## [PROVIDED MATERIAL]
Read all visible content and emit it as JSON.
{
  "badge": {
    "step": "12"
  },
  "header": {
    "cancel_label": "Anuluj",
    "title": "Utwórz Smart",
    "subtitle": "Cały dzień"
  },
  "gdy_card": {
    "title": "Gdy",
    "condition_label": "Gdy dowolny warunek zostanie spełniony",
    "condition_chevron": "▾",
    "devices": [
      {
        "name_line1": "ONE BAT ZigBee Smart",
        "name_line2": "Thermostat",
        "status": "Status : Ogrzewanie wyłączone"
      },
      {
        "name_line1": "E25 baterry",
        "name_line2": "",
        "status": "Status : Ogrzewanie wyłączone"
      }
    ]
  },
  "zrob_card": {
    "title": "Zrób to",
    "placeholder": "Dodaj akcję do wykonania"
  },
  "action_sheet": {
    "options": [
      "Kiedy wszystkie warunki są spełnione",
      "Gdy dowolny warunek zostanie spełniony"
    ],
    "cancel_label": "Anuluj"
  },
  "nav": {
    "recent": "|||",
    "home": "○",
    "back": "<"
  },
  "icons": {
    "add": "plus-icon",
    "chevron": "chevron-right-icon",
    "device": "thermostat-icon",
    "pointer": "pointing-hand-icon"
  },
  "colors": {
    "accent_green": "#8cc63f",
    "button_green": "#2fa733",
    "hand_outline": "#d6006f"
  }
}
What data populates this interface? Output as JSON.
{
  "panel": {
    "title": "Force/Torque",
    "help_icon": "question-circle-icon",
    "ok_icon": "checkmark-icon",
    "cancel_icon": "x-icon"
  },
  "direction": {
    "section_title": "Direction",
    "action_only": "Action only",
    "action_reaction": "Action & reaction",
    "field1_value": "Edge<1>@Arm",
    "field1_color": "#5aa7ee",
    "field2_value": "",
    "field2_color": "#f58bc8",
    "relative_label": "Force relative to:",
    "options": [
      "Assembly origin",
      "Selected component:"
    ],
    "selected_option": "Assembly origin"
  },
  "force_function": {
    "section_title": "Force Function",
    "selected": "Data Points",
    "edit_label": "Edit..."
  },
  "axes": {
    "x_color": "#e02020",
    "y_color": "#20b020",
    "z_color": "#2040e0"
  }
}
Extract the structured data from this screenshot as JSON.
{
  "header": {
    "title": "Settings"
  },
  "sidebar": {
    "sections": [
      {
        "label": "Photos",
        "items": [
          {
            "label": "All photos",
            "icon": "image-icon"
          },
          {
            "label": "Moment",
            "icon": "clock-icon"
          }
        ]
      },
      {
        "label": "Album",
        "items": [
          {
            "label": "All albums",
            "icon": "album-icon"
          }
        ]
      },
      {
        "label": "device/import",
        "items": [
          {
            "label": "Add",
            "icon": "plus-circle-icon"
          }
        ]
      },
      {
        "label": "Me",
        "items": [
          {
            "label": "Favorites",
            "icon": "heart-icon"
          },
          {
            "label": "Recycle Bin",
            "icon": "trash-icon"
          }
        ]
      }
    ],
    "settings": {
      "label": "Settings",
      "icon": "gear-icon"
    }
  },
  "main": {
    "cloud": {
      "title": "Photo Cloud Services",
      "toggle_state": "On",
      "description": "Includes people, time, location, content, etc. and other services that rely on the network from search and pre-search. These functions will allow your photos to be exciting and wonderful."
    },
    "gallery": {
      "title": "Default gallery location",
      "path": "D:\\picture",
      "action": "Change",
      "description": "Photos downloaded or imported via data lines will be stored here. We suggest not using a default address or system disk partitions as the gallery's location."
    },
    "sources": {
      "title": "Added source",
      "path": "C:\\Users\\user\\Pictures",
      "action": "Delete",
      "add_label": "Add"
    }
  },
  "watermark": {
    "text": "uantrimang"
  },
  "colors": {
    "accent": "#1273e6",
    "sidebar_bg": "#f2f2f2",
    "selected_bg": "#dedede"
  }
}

## [DIRECTIONS]
Return every line of the material exactly.

## [REPLY TO THE EXERCISE]
Read all visible content and emit it as JSON.
{
  "badge": {
    "step": "12"
  },
  "header": {
    "cancel_label": "Anuluj",
    "title": "Utwórz Smart",
    "subtitle": "Cały dzień"
  },
  "gdy_card": {
    "title": "Gdy",
    "condition_label": "Gdy dowolny warunek zostanie spełniony",
    "condition_chevron": "▾",
    "devices": [
      {
        "name_line1": "ONE BAT ZigBee Smart",
        "name_line2": "Thermostat",
        "status": "Status : Ogrzewanie wyłączone"
      },
      {
        "name_line1": "E25 baterry",
        "name_line2": "",
        "status": "Status : Ogrzewanie wyłączone"
      }
    ]
  },
  "zrob_card": {
    "title": "Zrób to",
    "placeholder": "Dodaj akcję do wykonania"
  },
  "action_sheet": {
    "options": [
      "Kiedy wszystkie warunki są spełnione",
      "Gdy dowolny warunek zostanie spełniony"
    ],
    "cancel_label": "Anuluj"
  },
  "nav": {
    "recent": "|||",
    "home": "○",
    "back": "<"
  },
  "icons": {
    "add": "plus-icon",
    "chevron": "chevron-right-icon",
    "device": "thermostat-icon",
    "pointer": "pointing-hand-icon"
  },
  "colors": {
    "accent_green": "#8cc63f",
    "button_green": "#2fa733",
    "hand_outline": "#d6006f"
  }
}
What data populates this interface? Output as JSON.
{
  "panel": {
    "title": "Force/Torque",
    "help_icon": "question-circle-icon",
    "ok_icon": "checkmark-icon",
    "cancel_icon": "x-icon"
  },
  "direction": {
    "section_title": "Direction",
    "action_only": "Action only",
    "action_reaction": "Action & reaction",
    "field1_value": "Edge<1>@Arm",
    "field1_color": "#5aa7ee",
    "field2_value": "",
    "field2_color": "#f58bc8",
    "relative_label": "Force relative to:",
    "options": [
      "Assembly origin",
      "Selected component:"
    ],
    "selected_option": "Assembly origin"
  },
  "force_function": {
    "section_title": "Force Function",
    "selected": "Data Points",
    "edit_label": "Edit..."
  },
  "axes": {
    "x_color": "#e02020",
    "y_color": "#20b020",
    "z_color": "#2040e0"
  }
}
Extract the structured data from this screenshot as JSON.
{
  "header": {
    "title": "Settings"
  },
  "sidebar": {
    "sections": [
      {
        "label": "Photos",
        "items": [
          {
            "label": "All photos",
            "icon": "image-icon"
          },
          {
            "label": "Moment",
            "icon": "clock-icon"
          }
        ]
      },
      {
        "label": "Album",
        "items": [
          {
            "label": "All albums",
            "icon": "album-icon"
          }
        ]
      },
      {
        "label": "device/import",
        "items": [
          {
            "label": "Add",
            "icon": "plus-circle-icon"
          }
        ]
      },
      {
        "label": "Me",
        "items": [
          {
            "label": "Favorites",
            "icon": "heart-icon"
          },
          {
            "label": "Recycle Bin",
            "icon": "trash-icon"
          }
        ]
      }
    ],
    "settings": {
      "label": "Settings",
      "icon": "gear-icon"
    }
  },
  "main": {
    "cloud": {
      "title": "Photo Cloud Services",
      "toggle_state": "On",
      "description": "Includes people, time, location, content, etc. and other services that rely on the network from search and pre-search. These functions will allow your photos to be exciting and wonderful."
    },
    "gallery": {
      "title": "Default gallery location",
      "path": "D:\\picture",
      "action": "Change",
      "description": "Photos downloaded or imported via data lines will be stored here. We suggest not using a default address or system disk partitions as the gallery's location."
    },
    "sources": {
      "title": "Added source",
      "path": "C:\\Users\\user\\Pictures",
      "action": "Delete",
      "add_label": "Add"
    }
  },
  "watermark": {
    "text": "uantrimang"
  },
  "colors": {
    "accent": "#1273e6",
    "sidebar_bg": "#f2f2f2",
    "selected_bg": "#dedede"
  }
}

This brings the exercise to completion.